Entries taken from a collection:
────

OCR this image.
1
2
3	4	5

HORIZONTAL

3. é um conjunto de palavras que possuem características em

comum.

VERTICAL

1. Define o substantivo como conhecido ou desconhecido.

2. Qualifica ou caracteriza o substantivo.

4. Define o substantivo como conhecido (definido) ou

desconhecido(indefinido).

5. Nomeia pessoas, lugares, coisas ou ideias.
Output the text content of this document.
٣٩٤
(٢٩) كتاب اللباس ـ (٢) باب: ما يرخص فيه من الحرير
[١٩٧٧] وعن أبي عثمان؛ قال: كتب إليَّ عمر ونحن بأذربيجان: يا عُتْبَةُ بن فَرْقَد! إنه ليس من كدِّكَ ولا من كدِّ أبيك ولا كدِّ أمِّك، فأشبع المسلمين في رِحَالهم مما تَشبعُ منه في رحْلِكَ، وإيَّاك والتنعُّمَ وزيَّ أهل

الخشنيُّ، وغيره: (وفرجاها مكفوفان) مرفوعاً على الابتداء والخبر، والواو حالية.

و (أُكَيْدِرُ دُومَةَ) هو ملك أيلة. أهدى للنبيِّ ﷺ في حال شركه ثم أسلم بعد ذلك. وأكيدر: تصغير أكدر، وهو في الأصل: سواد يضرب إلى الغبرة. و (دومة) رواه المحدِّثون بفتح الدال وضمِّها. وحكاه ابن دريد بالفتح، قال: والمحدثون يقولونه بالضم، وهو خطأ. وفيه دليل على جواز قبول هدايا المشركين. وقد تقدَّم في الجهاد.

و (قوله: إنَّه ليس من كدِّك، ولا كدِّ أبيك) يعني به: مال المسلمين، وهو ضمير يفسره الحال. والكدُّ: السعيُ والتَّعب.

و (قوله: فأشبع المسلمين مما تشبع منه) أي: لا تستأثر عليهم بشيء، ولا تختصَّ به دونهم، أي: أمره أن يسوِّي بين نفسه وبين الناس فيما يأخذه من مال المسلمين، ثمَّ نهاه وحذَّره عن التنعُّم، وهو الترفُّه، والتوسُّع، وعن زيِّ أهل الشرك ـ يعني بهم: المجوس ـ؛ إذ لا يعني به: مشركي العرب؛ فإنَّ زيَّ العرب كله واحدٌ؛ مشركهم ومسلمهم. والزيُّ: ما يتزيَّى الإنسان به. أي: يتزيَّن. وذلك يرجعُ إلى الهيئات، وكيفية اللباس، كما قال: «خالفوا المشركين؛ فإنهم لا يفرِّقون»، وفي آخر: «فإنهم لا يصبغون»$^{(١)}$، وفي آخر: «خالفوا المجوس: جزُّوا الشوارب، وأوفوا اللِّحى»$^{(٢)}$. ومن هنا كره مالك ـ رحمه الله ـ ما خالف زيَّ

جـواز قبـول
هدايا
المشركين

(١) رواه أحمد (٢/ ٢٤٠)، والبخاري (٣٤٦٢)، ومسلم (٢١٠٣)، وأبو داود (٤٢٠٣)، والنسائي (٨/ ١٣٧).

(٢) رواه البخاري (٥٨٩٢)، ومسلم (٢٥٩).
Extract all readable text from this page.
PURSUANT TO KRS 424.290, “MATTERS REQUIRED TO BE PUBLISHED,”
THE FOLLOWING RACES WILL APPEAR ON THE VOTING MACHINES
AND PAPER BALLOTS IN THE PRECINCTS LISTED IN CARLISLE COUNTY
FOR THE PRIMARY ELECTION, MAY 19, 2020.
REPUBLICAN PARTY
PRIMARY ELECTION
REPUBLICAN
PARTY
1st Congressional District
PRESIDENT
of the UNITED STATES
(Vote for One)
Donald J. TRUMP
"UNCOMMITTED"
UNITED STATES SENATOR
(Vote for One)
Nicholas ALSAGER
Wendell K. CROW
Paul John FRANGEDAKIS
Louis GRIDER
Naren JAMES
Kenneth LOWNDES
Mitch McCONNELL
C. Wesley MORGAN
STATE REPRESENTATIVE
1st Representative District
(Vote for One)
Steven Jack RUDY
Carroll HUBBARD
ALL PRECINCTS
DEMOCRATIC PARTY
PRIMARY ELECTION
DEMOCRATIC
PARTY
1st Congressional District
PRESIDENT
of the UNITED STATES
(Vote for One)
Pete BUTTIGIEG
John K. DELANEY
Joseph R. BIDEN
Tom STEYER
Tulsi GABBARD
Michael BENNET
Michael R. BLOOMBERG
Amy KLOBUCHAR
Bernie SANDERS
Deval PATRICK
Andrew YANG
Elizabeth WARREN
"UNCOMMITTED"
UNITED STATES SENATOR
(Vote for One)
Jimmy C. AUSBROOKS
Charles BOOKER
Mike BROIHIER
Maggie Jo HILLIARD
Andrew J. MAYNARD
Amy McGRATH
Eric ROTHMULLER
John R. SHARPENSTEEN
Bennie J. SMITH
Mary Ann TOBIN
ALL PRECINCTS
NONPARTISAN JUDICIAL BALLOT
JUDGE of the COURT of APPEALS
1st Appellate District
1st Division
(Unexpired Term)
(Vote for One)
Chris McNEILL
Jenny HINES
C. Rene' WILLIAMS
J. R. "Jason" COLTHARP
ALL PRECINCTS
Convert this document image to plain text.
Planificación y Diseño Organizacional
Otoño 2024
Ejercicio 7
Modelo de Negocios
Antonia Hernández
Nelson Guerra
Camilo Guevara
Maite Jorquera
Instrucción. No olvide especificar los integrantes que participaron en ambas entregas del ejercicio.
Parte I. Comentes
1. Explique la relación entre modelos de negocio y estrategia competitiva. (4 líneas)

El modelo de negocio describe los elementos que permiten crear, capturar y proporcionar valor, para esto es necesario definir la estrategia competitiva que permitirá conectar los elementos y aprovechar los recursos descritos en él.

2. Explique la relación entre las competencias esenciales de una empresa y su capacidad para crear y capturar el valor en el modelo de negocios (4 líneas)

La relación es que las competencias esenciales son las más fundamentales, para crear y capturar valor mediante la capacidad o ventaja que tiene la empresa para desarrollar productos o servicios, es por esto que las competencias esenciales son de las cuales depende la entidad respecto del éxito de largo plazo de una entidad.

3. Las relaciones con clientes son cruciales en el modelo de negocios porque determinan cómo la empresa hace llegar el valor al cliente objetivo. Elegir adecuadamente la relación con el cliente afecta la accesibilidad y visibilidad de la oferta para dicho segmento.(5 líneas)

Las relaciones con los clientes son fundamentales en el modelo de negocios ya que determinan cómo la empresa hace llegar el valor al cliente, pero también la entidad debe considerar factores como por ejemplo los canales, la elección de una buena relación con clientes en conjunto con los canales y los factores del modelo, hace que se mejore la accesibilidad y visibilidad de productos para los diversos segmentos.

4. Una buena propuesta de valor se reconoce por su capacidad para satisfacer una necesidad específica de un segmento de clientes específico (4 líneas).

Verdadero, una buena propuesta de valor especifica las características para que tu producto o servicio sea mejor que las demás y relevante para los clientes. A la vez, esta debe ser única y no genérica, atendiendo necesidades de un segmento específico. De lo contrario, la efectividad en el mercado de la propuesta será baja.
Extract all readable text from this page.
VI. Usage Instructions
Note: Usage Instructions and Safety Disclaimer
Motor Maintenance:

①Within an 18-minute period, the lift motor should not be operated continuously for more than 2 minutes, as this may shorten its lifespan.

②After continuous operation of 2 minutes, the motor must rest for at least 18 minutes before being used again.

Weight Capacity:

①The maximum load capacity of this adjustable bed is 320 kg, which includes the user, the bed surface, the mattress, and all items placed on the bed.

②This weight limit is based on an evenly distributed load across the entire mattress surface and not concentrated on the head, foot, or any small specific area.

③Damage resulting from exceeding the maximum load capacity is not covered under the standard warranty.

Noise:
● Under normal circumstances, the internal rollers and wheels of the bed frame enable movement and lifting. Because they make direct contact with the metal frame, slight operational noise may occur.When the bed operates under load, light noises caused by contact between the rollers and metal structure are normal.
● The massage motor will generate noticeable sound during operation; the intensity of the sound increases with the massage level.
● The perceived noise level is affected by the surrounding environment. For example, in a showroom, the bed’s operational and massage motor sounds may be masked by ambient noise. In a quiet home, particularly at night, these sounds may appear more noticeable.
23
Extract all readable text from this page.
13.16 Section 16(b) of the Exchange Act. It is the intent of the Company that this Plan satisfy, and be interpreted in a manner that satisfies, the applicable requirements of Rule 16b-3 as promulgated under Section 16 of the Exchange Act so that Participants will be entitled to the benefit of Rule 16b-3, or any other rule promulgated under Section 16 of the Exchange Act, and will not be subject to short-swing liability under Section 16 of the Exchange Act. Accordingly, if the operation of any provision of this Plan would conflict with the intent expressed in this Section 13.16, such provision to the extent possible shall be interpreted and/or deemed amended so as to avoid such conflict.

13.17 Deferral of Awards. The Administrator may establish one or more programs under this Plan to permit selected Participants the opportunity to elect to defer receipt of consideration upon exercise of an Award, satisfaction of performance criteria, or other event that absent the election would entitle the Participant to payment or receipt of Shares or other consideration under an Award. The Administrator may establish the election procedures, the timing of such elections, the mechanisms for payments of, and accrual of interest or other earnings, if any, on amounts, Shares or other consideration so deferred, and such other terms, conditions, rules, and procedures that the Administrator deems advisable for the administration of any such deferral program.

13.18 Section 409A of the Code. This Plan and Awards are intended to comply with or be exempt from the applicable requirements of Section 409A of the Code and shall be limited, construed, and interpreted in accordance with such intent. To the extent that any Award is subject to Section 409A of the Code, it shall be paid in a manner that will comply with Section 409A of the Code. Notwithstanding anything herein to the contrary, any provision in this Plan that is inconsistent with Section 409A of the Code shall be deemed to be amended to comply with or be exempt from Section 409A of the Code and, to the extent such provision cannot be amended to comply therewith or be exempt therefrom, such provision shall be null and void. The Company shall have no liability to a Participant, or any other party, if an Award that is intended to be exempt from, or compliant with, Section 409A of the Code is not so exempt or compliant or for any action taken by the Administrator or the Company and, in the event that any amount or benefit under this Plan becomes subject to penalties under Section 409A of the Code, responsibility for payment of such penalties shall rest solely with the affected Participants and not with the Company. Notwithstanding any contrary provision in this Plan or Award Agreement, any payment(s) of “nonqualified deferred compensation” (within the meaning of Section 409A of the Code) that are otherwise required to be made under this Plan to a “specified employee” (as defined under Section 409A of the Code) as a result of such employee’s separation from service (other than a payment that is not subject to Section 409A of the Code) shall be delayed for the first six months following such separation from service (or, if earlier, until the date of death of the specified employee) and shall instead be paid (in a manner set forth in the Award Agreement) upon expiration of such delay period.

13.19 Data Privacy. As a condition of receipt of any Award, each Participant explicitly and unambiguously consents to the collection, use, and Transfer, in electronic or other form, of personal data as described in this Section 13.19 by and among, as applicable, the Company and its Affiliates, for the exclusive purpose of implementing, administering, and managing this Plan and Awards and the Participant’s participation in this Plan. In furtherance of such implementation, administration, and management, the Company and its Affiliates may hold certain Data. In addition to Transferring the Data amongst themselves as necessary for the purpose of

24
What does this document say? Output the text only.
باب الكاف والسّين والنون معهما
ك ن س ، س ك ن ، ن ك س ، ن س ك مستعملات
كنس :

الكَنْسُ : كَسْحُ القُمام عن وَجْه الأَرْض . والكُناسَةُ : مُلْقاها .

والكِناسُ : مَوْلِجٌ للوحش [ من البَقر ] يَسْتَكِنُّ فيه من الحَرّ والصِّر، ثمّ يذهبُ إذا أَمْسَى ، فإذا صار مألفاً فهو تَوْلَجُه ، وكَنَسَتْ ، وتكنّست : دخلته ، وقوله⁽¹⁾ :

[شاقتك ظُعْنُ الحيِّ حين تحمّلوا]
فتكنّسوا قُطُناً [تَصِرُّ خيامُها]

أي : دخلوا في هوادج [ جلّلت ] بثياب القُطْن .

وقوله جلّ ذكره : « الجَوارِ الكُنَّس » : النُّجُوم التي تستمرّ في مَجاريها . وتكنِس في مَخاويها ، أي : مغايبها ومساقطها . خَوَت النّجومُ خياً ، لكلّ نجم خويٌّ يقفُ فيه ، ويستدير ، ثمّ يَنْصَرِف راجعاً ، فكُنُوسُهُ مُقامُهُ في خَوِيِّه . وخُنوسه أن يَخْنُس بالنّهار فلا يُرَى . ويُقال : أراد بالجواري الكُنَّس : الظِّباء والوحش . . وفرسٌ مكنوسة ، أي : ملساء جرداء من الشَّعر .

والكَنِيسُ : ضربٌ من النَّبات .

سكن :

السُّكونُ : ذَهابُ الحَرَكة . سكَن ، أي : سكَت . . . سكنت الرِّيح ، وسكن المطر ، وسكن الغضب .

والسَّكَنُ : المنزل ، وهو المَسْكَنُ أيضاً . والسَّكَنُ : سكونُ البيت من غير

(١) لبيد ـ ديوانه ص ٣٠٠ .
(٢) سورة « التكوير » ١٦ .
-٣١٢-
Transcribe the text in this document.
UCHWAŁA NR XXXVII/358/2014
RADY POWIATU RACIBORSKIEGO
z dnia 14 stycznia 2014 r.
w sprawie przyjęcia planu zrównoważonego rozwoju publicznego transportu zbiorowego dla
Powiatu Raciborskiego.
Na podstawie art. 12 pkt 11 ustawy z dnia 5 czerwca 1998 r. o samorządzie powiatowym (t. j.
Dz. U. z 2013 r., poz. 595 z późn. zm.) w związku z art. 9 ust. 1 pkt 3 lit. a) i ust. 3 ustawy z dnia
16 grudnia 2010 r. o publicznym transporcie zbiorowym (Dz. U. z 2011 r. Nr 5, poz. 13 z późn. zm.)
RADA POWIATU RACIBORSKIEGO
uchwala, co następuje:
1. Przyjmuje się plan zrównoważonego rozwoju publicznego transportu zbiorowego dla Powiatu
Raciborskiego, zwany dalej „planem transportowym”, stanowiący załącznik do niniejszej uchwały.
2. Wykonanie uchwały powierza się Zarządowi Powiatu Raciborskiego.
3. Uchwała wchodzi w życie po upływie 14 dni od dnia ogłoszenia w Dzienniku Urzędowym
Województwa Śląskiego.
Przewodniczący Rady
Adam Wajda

────

**The problem:** Wherever "surface" shows up in a line, copy that line.

**Written response:**
①The maximum load capacity of this adjustable bed is 320 kg, which includes the user, the bed surface, the mattress, and all items placed on the bed.
②This weight limit is based on an evenly distributed load across the entire mattress surface and not concentrated on the head, foot, or any small specific area.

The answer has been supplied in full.